▶ DATASET EXCERPTS:
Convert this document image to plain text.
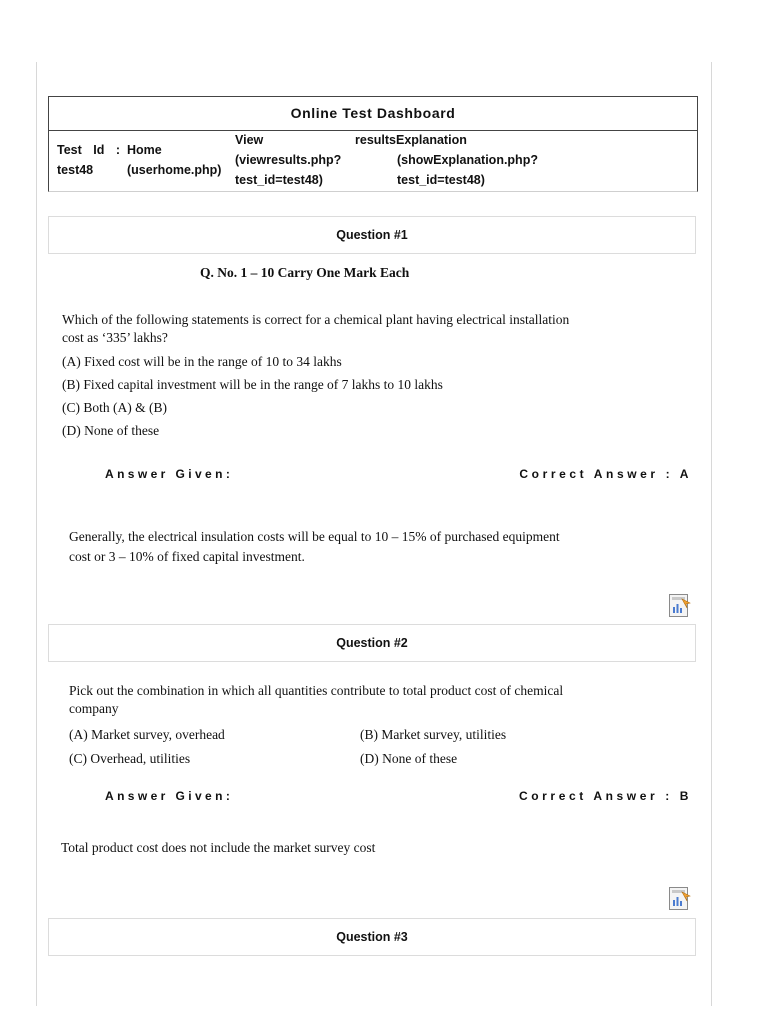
Online Test Dashboard
Test Id :
test48
Home
(userhome.php)
View
(viewresults.php?
test_id=test48)
resultsExplanation
(showExplanation.php?
test_id=test48)
Question #1
Q. No. 1 – 10 Carry One Mark Each
Which of the following statements is correct for a chemical plant having electrical installation
cost as ‘335’ lakhs?
(A) Fixed cost will be in the range of 10 to 34 lakhs
(B) Fixed capital investment will be in the range of 7 lakhs to 10 lakhs
(C) Both (A) & (B)
(D) None of these
Answer Given:	Correct Answer : A
Generally, the electrical insulation costs will be equal to 10 – 15% of purchased equipment
cost or 3 – 10% of fixed capital investment.
Question #2
Pick out the combination in which all quantities contribute to total product cost of chemical
company
(A) Market survey, overhead
(C) Overhead, utilities
(B) Market survey, utilities
(D) None of these
Answer Given:	Correct Answer : B
Total product cost does not include the market survey cost
Question #3
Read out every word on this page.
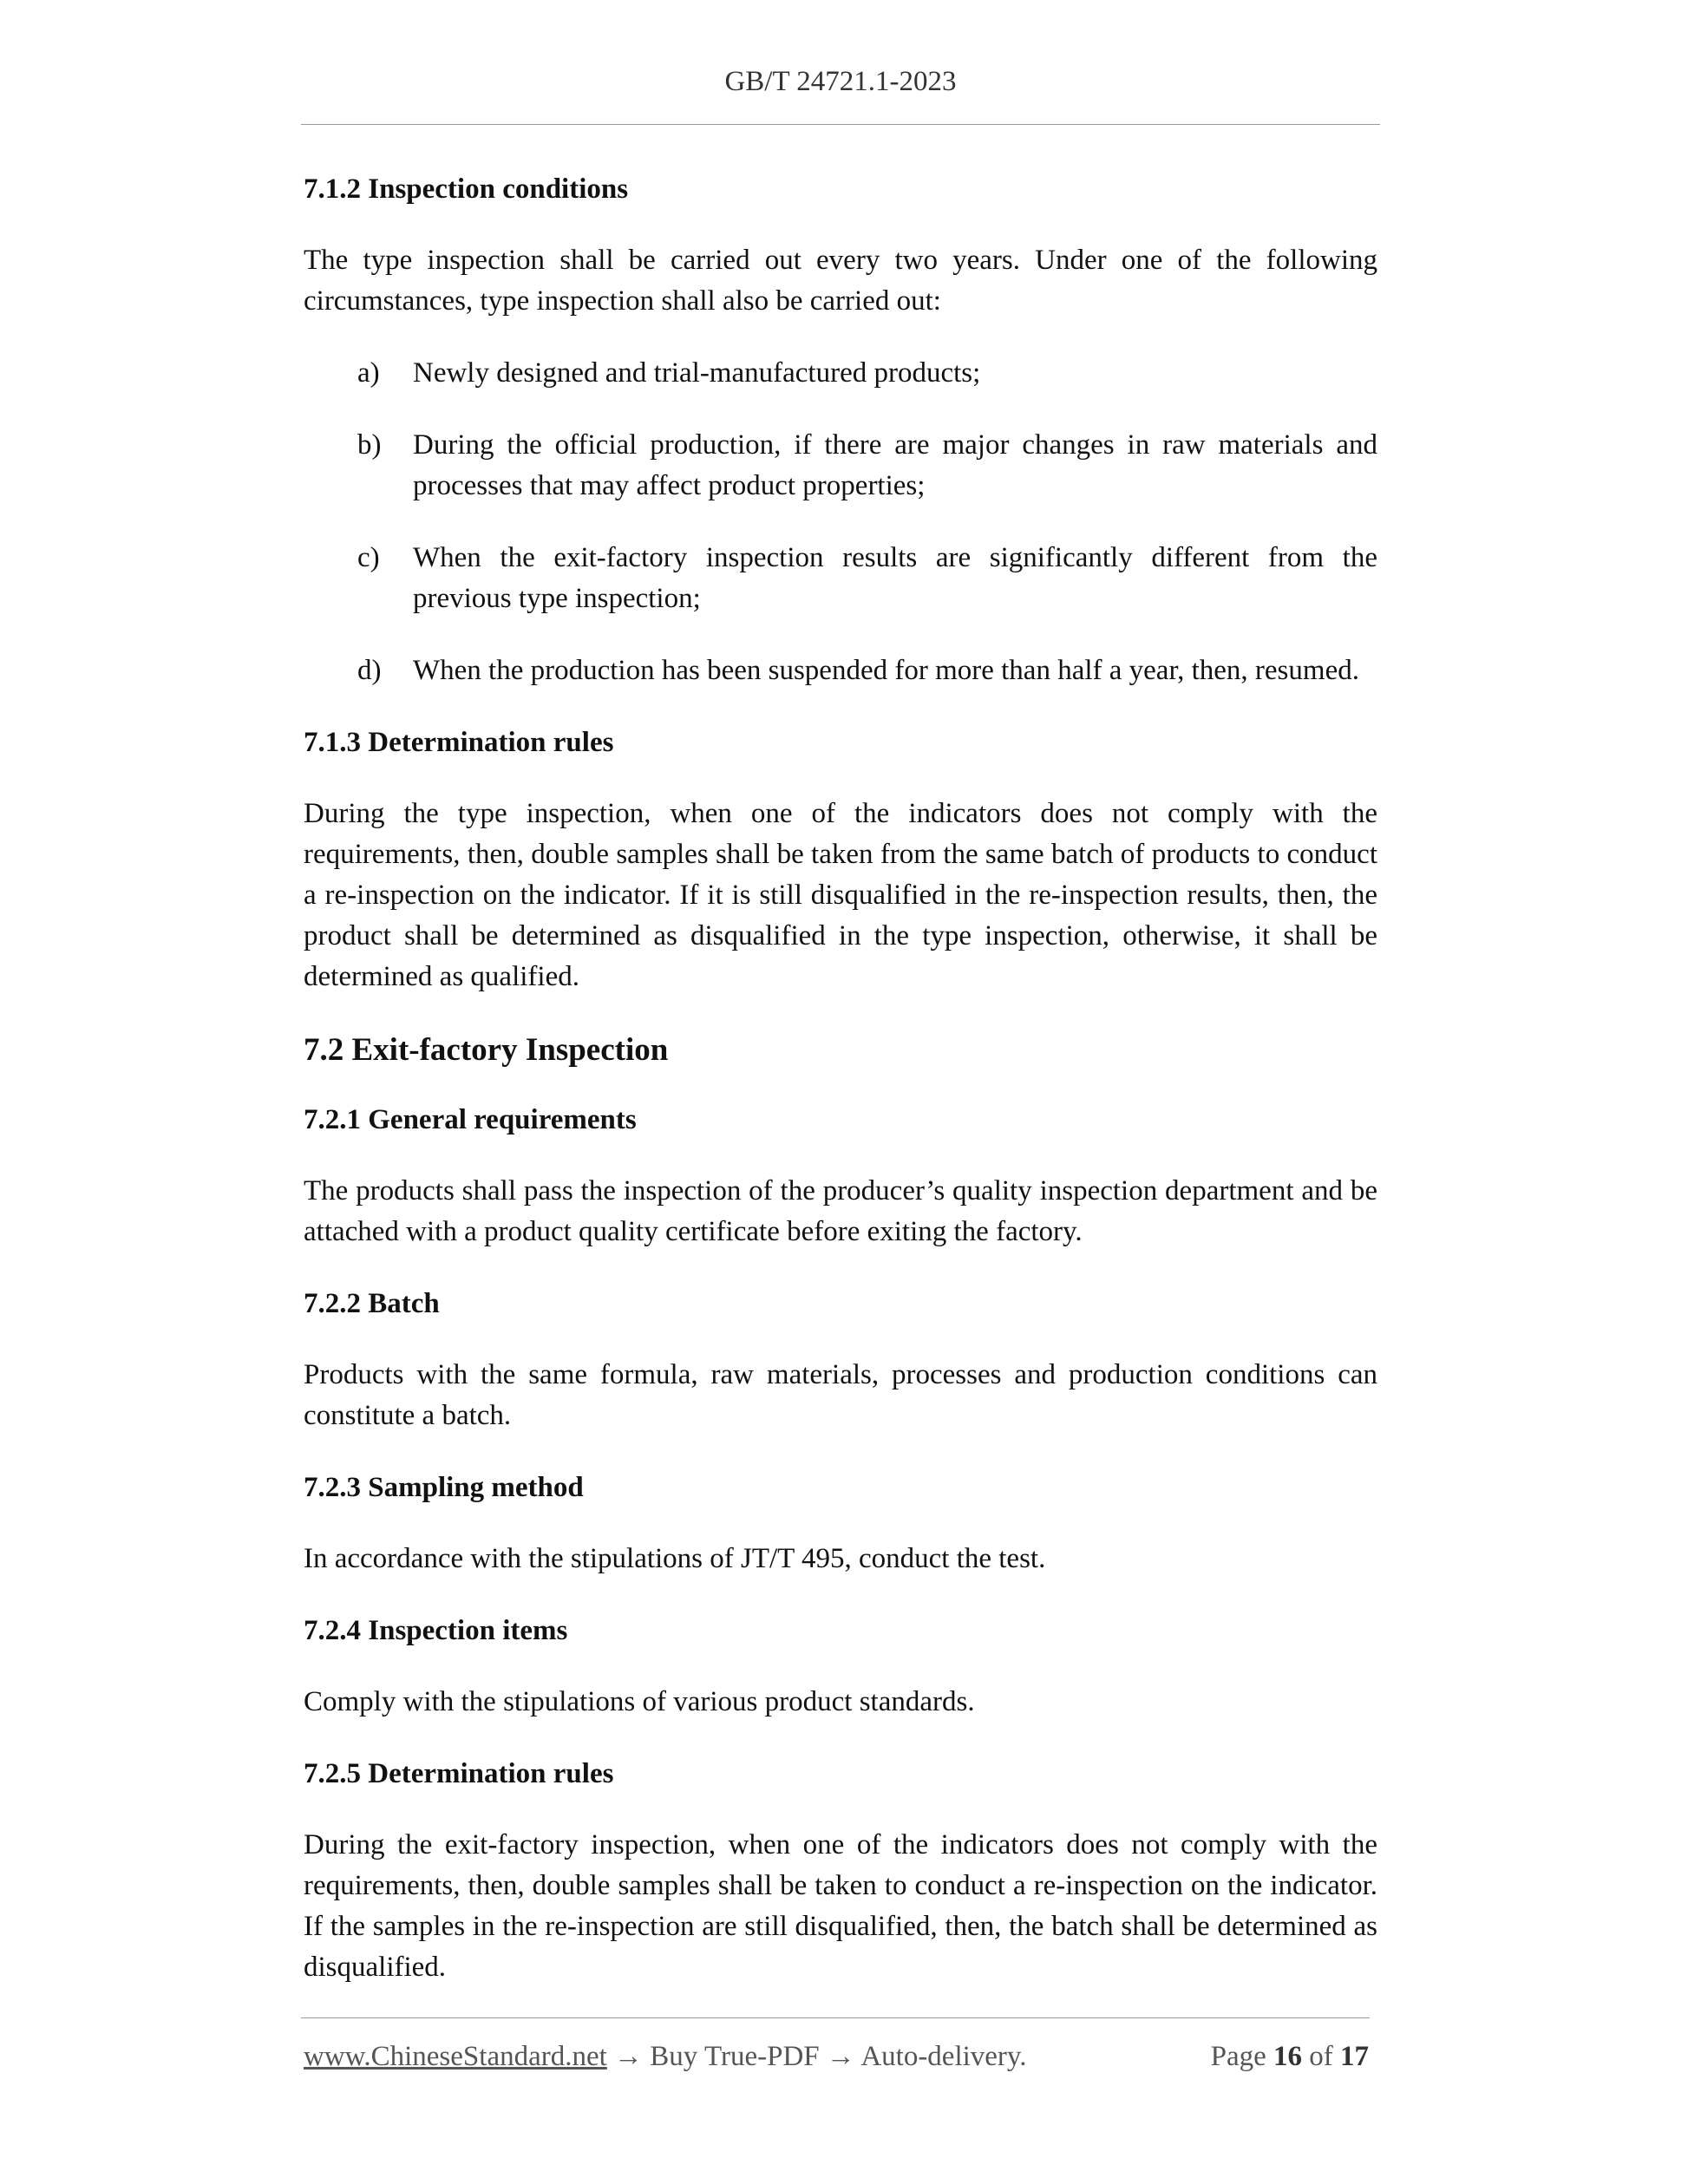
GB/T 24721.1-2023
7.1.2 Inspection conditions
The type inspection shall be carried out every two years. Under one of the following circumstances, type inspection shall also be carried out:
a)	Newly designed and trial-manufactured products;
b)	During the official production, if there are major changes in raw materials and processes that may affect product properties;
c)	When the exit-factory inspection results are significantly different from the previous type inspection;
d)	When the production has been suspended for more than half a year, then, resumed.
7.1.3 Determination rules
During the type inspection, when one of the indicators does not comply with the requirements, then, double samples shall be taken from the same batch of products to conduct a re-inspection on the indicator. If it is still disqualified in the re-inspection results, then, the product shall be determined as disqualified in the type inspection, otherwise, it shall be determined as qualified.
7.2 Exit-factory Inspection
7.2.1 General requirements
The products shall pass the inspection of the producer’s quality inspection department and be attached with a product quality certificate before exiting the factory.
7.2.2 Batch
Products with the same formula, raw materials, processes and production conditions can constitute a batch.
7.2.3 Sampling method
In accordance with the stipulations of JT/T 495, conduct the test.
7.2.4 Inspection items
Comply with the stipulations of various product standards.
7.2.5 Determination rules
During the exit-factory inspection, when one of the indicators does not comply with the requirements, then, double samples shall be taken to conduct a re-inspection on the indicator. If the samples in the re-inspection are still disqualified, then, the batch shall be determined as disqualified.
www.ChineseStandard.net → Buy True-PDF → Auto-delivery.	Page 16 of 17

▶ TO DO: Apart from the pictures, the entries above are to be repeated in full and exactly.

▶ FINISHED EXERCISE:
Convert this document image to plain text.
Online Test Dashboard
Test Id :
test48
Home
(userhome.php)
View
(viewresults.php?
test_id=test48)
resultsExplanation
(showExplanation.php?
test_id=test48)
Question #1
Q. No. 1 – 10 Carry One Mark Each
Which of the following statements is correct for a chemical plant having electrical installation
cost as ‘335’ lakhs?
(A) Fixed cost will be in the range of 10 to 34 lakhs
(B) Fixed capital investment will be in the range of 7 lakhs to 10 lakhs
(C) Both (A) & (B)
(D) None of these
Answer Given:	Correct Answer : A
Generally, the electrical insulation costs will be equal to 10 – 15% of purchased equipment
cost or 3 – 10% of fixed capital investment.
Question #2
Pick out the combination in which all quantities contribute to total product cost of chemical
company
(A) Market survey, overhead
(C) Overhead, utilities
(B) Market survey, utilities
(D) None of these
Answer Given:	Correct Answer : B
Total product cost does not include the market survey cost
Question #3
Read out every word on this page.
GB/T 24721.1-2023
7.1.2 Inspection conditions
The type inspection shall be carried out every two years. Under one of the following circumstances, type inspection shall also be carried out:
a)	Newly designed and trial-manufactured products;
b)	During the official production, if there are major changes in raw materials and processes that may affect product properties;
c)	When the exit-factory inspection results are significantly different from the previous type inspection;
d)	When the production has been suspended for more than half a year, then, resumed.
7.1.3 Determination rules
During the type inspection, when one of the indicators does not comply with the requirements, then, double samples shall be taken from the same batch of products to conduct a re-inspection on the indicator. If it is still disqualified in the re-inspection results, then, the product shall be determined as disqualified in the type inspection, otherwise, it shall be determined as qualified.
7.2 Exit-factory Inspection
7.2.1 General requirements
The products shall pass the inspection of the producer’s quality inspection department and be attached with a product quality certificate before exiting the factory.
7.2.2 Batch
Products with the same formula, raw materials, processes and production conditions can constitute a batch.
7.2.3 Sampling method
In accordance with the stipulations of JT/T 495, conduct the test.
7.2.4 Inspection items
Comply with the stipulations of various product standards.
7.2.5 Determination rules
During the exit-factory inspection, when one of the indicators does not comply with the requirements, then, double samples shall be taken to conduct a re-inspection on the indicator. If the samples in the re-inspection are still disqualified, then, the batch shall be determined as disqualified.
www.ChineseStandard.net → Buy True-PDF → Auto-delivery.	Page 16 of 17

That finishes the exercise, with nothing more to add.